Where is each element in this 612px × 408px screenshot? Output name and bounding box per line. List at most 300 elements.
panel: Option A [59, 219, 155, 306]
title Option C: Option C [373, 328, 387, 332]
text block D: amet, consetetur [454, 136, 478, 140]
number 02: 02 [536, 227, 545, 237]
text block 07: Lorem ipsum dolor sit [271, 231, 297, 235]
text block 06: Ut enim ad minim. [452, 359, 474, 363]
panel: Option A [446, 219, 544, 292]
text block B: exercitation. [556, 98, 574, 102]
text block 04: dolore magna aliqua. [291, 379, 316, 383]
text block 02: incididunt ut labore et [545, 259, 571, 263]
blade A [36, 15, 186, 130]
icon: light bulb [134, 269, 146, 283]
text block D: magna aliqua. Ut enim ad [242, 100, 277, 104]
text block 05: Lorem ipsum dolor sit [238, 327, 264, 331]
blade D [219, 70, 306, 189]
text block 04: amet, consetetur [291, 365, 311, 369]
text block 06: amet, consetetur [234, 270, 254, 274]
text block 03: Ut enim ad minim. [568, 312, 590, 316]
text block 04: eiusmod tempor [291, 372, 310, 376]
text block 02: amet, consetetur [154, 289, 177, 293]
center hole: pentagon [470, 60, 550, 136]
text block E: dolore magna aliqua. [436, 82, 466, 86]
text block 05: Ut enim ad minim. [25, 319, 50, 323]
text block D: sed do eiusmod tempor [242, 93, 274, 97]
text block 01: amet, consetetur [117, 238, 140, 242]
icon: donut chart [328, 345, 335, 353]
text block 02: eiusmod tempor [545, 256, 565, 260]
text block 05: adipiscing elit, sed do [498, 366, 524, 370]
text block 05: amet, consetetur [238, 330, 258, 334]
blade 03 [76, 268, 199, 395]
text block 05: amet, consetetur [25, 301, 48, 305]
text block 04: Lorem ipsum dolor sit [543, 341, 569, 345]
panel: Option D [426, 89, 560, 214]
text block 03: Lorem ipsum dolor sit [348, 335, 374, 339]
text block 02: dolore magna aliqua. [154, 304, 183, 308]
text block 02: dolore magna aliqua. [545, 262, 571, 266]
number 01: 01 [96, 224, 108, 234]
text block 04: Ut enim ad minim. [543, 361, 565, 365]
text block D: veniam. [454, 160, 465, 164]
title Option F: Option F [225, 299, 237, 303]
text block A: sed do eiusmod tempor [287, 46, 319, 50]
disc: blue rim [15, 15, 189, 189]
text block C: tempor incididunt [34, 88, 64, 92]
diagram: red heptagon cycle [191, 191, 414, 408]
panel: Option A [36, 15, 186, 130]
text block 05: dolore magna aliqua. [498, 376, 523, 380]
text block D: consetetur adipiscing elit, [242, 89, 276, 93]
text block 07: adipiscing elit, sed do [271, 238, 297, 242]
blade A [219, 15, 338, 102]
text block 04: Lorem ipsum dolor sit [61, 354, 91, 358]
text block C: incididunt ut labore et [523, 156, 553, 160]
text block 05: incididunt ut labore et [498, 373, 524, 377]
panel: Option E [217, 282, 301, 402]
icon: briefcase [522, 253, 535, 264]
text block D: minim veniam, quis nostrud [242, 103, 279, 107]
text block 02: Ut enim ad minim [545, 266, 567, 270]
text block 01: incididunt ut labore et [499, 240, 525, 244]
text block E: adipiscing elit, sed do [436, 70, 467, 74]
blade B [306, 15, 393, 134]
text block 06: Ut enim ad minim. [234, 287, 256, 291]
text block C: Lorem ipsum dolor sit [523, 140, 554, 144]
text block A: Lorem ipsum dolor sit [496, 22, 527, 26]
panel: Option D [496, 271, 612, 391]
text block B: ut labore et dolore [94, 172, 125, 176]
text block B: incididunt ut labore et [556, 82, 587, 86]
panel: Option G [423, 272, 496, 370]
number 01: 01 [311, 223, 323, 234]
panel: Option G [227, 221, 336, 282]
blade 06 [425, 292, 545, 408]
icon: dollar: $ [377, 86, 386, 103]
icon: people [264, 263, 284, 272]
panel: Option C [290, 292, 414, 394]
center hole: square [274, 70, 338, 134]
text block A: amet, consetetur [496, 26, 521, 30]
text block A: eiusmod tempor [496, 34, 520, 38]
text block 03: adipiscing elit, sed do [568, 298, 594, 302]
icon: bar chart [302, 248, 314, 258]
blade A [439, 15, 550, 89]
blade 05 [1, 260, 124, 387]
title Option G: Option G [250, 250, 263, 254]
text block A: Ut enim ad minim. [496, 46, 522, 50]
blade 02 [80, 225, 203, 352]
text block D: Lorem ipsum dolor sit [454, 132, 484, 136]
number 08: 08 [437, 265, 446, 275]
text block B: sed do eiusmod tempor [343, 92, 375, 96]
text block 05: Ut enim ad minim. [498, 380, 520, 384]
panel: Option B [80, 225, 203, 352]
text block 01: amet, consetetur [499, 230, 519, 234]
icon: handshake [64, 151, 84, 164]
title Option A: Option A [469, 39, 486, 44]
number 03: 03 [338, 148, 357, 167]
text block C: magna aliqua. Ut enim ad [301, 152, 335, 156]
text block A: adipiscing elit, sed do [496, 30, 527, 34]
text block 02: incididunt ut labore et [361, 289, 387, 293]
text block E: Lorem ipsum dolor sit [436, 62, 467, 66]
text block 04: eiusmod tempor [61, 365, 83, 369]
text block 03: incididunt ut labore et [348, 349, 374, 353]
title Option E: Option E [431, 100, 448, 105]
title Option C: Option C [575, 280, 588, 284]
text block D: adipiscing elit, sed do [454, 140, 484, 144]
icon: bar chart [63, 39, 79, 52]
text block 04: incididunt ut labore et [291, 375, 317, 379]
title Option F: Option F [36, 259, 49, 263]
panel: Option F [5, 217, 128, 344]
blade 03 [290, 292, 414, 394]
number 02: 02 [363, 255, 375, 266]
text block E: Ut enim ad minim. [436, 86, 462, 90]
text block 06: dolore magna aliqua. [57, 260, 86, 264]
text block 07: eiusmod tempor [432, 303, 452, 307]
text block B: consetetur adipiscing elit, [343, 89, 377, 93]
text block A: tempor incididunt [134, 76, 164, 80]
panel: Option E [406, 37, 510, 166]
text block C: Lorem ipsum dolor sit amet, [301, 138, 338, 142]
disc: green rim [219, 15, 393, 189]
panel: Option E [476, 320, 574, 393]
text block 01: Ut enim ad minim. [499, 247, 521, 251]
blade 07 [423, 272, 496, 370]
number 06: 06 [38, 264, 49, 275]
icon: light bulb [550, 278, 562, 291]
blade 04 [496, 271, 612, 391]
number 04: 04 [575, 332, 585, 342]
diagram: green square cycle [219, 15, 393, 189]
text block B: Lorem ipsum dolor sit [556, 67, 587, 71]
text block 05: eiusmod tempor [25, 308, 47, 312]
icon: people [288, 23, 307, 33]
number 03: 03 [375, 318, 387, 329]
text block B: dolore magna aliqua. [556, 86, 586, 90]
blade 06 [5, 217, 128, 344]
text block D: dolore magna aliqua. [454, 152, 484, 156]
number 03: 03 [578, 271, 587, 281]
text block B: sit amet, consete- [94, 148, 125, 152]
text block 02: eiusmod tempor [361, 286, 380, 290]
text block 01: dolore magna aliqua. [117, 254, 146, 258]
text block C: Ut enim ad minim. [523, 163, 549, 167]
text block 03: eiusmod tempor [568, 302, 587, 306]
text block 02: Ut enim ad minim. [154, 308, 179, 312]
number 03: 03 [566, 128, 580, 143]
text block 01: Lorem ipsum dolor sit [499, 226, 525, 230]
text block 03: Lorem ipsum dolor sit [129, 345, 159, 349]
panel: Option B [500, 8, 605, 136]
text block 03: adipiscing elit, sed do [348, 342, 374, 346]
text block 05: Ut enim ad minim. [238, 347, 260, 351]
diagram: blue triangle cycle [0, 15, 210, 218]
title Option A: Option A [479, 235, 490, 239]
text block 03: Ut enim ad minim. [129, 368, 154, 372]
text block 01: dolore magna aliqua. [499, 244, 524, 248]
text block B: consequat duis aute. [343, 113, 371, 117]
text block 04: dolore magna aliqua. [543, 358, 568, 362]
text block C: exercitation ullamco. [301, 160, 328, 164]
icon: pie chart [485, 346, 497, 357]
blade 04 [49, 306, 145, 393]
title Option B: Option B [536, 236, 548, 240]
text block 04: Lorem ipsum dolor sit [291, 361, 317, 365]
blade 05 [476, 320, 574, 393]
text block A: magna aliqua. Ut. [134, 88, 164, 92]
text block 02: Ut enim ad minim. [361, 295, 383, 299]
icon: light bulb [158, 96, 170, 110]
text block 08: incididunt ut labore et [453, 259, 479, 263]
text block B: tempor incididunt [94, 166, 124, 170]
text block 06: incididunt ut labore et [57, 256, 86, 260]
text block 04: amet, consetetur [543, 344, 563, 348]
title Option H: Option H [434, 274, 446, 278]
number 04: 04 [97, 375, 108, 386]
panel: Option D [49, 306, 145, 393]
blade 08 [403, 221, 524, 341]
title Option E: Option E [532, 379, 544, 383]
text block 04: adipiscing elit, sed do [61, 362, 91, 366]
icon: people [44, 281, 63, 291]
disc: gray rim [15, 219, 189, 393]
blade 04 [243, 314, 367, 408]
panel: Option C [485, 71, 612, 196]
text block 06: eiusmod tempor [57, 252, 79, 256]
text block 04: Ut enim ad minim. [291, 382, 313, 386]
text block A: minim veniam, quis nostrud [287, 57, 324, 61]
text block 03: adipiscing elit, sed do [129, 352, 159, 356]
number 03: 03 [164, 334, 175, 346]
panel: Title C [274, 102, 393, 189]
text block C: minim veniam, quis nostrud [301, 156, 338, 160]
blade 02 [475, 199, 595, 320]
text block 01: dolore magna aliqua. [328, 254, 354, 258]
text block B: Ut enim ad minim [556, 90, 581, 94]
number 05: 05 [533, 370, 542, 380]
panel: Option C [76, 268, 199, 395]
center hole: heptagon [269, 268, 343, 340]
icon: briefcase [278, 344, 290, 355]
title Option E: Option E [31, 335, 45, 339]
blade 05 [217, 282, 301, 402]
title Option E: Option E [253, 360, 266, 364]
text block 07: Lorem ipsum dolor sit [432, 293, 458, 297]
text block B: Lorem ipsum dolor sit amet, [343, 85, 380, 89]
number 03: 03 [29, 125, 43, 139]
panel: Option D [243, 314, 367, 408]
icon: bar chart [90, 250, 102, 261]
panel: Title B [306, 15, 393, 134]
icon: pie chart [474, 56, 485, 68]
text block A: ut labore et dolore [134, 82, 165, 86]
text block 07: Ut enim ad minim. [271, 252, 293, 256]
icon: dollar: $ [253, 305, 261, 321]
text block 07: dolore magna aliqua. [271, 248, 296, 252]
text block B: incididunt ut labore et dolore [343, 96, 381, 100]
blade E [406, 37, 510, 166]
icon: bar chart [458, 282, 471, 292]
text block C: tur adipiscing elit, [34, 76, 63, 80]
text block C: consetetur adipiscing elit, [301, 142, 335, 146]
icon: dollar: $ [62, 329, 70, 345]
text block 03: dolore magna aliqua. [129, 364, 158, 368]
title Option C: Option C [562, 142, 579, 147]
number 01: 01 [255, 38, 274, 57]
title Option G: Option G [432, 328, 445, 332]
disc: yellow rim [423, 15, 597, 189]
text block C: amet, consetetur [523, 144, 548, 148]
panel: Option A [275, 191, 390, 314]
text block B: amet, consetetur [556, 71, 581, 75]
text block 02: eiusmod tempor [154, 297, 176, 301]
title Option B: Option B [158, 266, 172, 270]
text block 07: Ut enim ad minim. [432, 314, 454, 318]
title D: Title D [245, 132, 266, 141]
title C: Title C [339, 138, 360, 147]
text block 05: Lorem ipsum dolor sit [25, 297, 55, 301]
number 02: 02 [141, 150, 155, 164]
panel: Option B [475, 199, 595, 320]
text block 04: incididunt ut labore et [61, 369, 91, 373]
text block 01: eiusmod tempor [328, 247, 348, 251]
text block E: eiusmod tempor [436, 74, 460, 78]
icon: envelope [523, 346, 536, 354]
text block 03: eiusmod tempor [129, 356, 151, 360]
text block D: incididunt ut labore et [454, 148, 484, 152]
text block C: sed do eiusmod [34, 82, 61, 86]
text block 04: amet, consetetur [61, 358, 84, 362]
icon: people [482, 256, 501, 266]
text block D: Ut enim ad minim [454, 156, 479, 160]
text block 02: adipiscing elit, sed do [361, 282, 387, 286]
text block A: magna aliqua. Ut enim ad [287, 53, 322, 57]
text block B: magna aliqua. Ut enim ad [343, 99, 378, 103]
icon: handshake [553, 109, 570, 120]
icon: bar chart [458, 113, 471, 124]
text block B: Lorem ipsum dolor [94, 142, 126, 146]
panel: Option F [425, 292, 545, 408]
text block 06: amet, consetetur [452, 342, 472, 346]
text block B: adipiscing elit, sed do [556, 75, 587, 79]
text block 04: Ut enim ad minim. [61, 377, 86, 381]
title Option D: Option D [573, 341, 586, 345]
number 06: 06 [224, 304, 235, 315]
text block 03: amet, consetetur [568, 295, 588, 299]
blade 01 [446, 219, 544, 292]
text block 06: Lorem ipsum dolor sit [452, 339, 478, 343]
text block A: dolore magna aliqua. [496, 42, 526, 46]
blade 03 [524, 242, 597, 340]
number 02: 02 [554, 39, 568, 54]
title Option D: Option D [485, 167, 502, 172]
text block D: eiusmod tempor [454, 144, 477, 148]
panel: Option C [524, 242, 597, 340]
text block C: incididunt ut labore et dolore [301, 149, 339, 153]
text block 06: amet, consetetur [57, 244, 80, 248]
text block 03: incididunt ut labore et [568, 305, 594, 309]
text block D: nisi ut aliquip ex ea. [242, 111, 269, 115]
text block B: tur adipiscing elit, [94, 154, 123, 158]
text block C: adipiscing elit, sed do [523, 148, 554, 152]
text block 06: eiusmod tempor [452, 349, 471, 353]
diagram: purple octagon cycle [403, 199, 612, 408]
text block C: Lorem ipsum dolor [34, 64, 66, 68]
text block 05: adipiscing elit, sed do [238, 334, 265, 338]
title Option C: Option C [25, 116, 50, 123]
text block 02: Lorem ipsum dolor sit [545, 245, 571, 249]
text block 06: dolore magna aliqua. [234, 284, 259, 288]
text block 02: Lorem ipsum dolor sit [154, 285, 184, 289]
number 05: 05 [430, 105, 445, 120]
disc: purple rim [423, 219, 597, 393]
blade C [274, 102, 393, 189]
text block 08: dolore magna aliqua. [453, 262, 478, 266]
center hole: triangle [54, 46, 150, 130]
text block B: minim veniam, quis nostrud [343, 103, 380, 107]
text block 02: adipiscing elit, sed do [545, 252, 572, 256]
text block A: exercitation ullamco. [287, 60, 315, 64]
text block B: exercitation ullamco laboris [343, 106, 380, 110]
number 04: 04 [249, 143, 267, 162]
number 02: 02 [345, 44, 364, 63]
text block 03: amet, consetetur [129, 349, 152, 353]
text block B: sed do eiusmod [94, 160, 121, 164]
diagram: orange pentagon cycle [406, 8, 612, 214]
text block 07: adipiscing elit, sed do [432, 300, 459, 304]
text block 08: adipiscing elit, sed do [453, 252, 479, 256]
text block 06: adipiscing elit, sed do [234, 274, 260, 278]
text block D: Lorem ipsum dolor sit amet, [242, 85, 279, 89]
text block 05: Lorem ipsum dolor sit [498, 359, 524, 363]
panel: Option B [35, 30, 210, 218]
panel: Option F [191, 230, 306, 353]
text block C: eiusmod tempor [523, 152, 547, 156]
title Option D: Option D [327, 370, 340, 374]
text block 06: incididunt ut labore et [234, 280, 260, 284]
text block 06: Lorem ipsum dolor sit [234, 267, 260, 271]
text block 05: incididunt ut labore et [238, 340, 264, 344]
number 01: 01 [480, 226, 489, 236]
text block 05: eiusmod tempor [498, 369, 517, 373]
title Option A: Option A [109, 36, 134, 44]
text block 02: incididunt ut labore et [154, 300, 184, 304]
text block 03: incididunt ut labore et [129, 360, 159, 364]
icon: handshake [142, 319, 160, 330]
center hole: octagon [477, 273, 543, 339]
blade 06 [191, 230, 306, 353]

______________________________

§ **What is expected**
Print the material verbatim, beginning with its first line and stopping after the line that contains "icon: donut chart [328, 345, 335, 353]".

§ **Response for this exercise**
Where is each element in this 612px × 408px screenshot? Output name and bounding box per line. List at most 300 elements.
panel: Option A [59, 219, 155, 306]
title Option C: Option C [373, 328, 387, 332]
text block D: amet, consetetur [454, 136, 478, 140]
number 02: 02 [536, 227, 545, 237]
text block 07: Lorem ipsum dolor sit [271, 231, 297, 235]
text block 06: Ut enim ad minim. [452, 359, 474, 363]
panel: Option A [446, 219, 544, 292]
text block B: exercitation. [556, 98, 574, 102]
text block 04: dolore magna aliqua. [291, 379, 316, 383]
text block 02: incididunt ut labore et [545, 259, 571, 263]
blade A [36, 15, 186, 130]
icon: light bulb [134, 269, 146, 283]
text block D: magna aliqua. Ut enim ad [242, 100, 277, 104]
text block 05: Lorem ipsum dolor sit [238, 327, 264, 331]
blade D [219, 70, 306, 189]
text block 04: amet, consetetur [291, 365, 311, 369]
text block 06: amet, consetetur [234, 270, 254, 274]
text block 03: Ut enim ad minim. [568, 312, 590, 316]
text block 04: eiusmod tempor [291, 372, 310, 376]
text block 02: amet, consetetur [154, 289, 177, 293]
center hole: pentagon [470, 60, 550, 136]
text block E: dolore magna aliqua. [436, 82, 466, 86]
text block 05: Ut enim ad minim. [25, 319, 50, 323]
text block D: sed do eiusmod tempor [242, 93, 274, 97]
text block 01: amet, consetetur [117, 238, 140, 242]
icon: donut chart [328, 345, 335, 353]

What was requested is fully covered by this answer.